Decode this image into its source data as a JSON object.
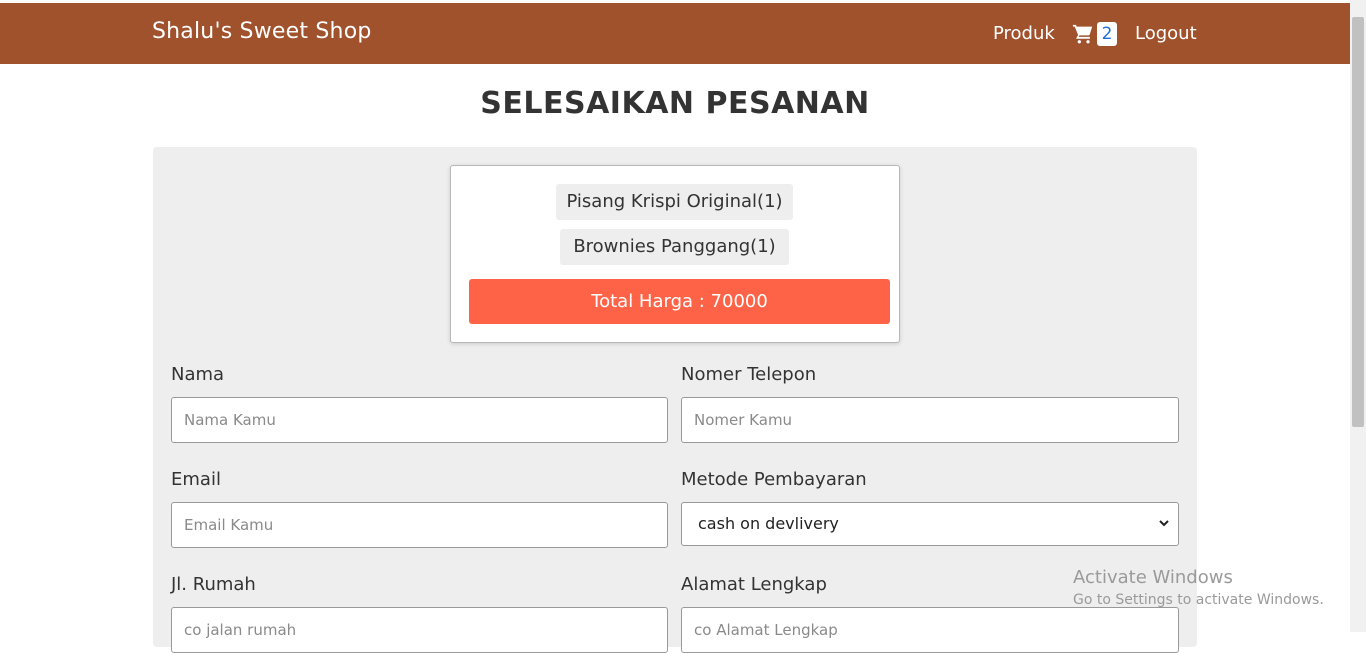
{
  "navbar": {
    "brand": "Shalu's Sweet Shop",
    "produk": "Produk",
    "cart_count": "2",
    "logout": "Logout",
    "color": "#a0522d"
  },
  "page": {
    "title": "SELESAIKAN PESANAN"
  },
  "summary": {
    "items": [
      "Pisang Krispi Original(1)",
      "Brownies Panggang(1)"
    ],
    "total": "Total Harga : 70000",
    "total_color": "#ff6347"
  },
  "form": {
    "nama_label": "Nama",
    "nama_placeholder": "Nama Kamu",
    "telepon_label": "Nomer Telepon",
    "telepon_placeholder": "Nomer Kamu",
    "email_label": "Email",
    "email_placeholder": "Email Kamu",
    "metode_label": "Metode Pembayaran",
    "metode_value": "cash on devlivery",
    "jalan_label": "Jl. Rumah",
    "jalan_placeholder": "co jalan rumah",
    "alamat_label": "Alamat Lengkap",
    "alamat_placeholder": "co Alamat Lengkap"
  },
  "watermark": {
    "line1": "Activate Windows",
    "line2": "Go to Settings to activate Windows."
  },
  "icons": {
    "cart": "cart-icon",
    "chevron": "chevron-down-icon"
  }
}
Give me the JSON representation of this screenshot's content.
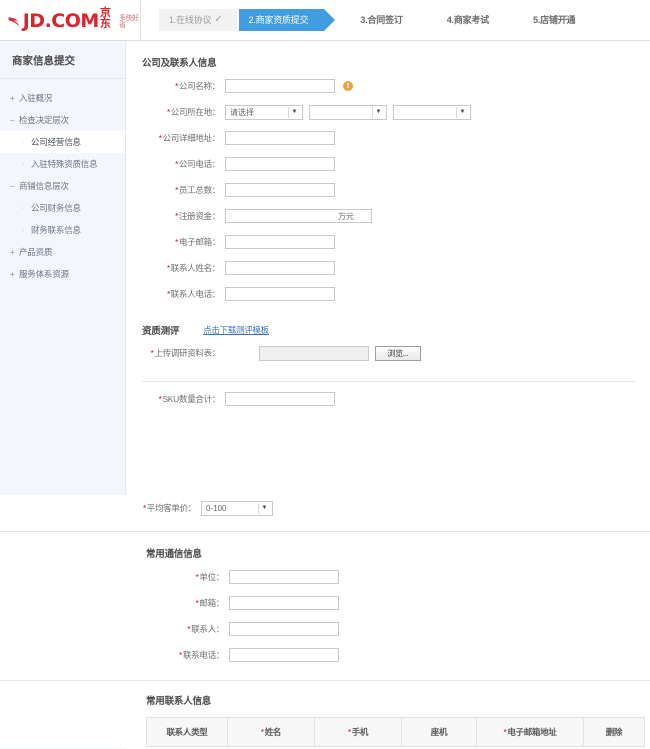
{
  "header": {
    "logo": {
      "brand": "JD",
      "suffix": ".COM",
      "cn": "京东",
      "slogan": "多快好省"
    },
    "steps": [
      {
        "label": "1.在线协议",
        "state": "done",
        "tick": "✓"
      },
      {
        "label": "2.商家资质提交",
        "state": "active"
      },
      {
        "label": "3.合同签订",
        "state": "plain"
      },
      {
        "label": "4.商家考试",
        "state": "plain"
      },
      {
        "label": "5.店铺开通",
        "state": "plain"
      }
    ]
  },
  "sidebar": {
    "title": "商家信息提交",
    "items": [
      {
        "label": "入驻概况",
        "mark": "+",
        "level": 0,
        "current": false
      },
      {
        "label": "检查决定层次",
        "mark": "−",
        "level": 0,
        "current": false
      },
      {
        "label": "公司经营信息",
        "mark": "·",
        "level": 1,
        "current": true
      },
      {
        "label": "入驻特殊资质信息",
        "mark": "·",
        "level": 1,
        "current": false
      },
      {
        "label": "商铺信息层次",
        "mark": "−",
        "level": 0,
        "current": false
      },
      {
        "label": "公司财务信息",
        "mark": "·",
        "level": 1,
        "current": false
      },
      {
        "label": "财务联系信息",
        "mark": "·",
        "level": 1,
        "current": false
      },
      {
        "label": "产品资质",
        "mark": "+",
        "level": 0,
        "current": false
      },
      {
        "label": "服务体系资源",
        "mark": "+",
        "level": 0,
        "current": false
      }
    ]
  },
  "form": {
    "section_company": "公司及联系人信息",
    "fields": [
      {
        "label": "公司名称：",
        "required": true,
        "type": "text",
        "value": "",
        "warn": true
      },
      {
        "label": "公司详细地址：",
        "required": true,
        "type": "text",
        "value": ""
      },
      {
        "label": "公司电话：",
        "required": true,
        "type": "text",
        "value": ""
      },
      {
        "label": "员工总数：",
        "required": true,
        "type": "text",
        "value": ""
      },
      {
        "label": "注册资金：",
        "required": true,
        "type": "text",
        "value": "",
        "unit": "万元"
      },
      {
        "label": "电子邮箱：",
        "required": true,
        "type": "text",
        "value": ""
      },
      {
        "label": "联系人姓名：",
        "required": true,
        "type": "text",
        "value": ""
      },
      {
        "label": "联系人电话：",
        "required": true,
        "type": "text",
        "value": ""
      }
    ],
    "location": {
      "label": "公司所在地：",
      "required": true,
      "selects": [
        {
          "value": "请选择",
          "blank": false
        },
        {
          "value": "",
          "blank": true
        },
        {
          "value": "",
          "blank": true
        }
      ]
    },
    "assessment": {
      "title": "资质测评",
      "download_link": "点击下载测评模板",
      "upload_label": "上传调研资料表：",
      "upload_required": true,
      "upload_value": "",
      "browse_button": "浏览..."
    },
    "sku": {
      "label": "SKU数量合计：",
      "required": true,
      "value": ""
    },
    "avg_price": {
      "label": "平均客单价：",
      "required": true,
      "selected": "0-100"
    },
    "section_contact_info": "常用通信信息",
    "contact_fields": [
      {
        "label": "单位：",
        "required": true,
        "value": ""
      },
      {
        "label": "邮箱：",
        "required": true,
        "value": ""
      },
      {
        "label": "联系人：",
        "required": true,
        "value": ""
      },
      {
        "label": "联系电话：",
        "required": true,
        "value": ""
      }
    ],
    "section_contacts": "常用联系人信息",
    "contacts_table": {
      "columns": [
        {
          "label": "联系人类型",
          "required": false
        },
        {
          "label": "姓名",
          "required": true
        },
        {
          "label": "手机",
          "required": true
        },
        {
          "label": "座机",
          "required": false
        },
        {
          "label": "电子邮箱地址",
          "required": true
        },
        {
          "label": "删除",
          "required": false
        }
      ]
    }
  }
}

########################################

**The problem**
Scan the material for lines with the word "Nama", and copy each line you find.

**Answer to this task**
    "nama_label": "Nama",
    "nama_placeholder": "Nama Kamu",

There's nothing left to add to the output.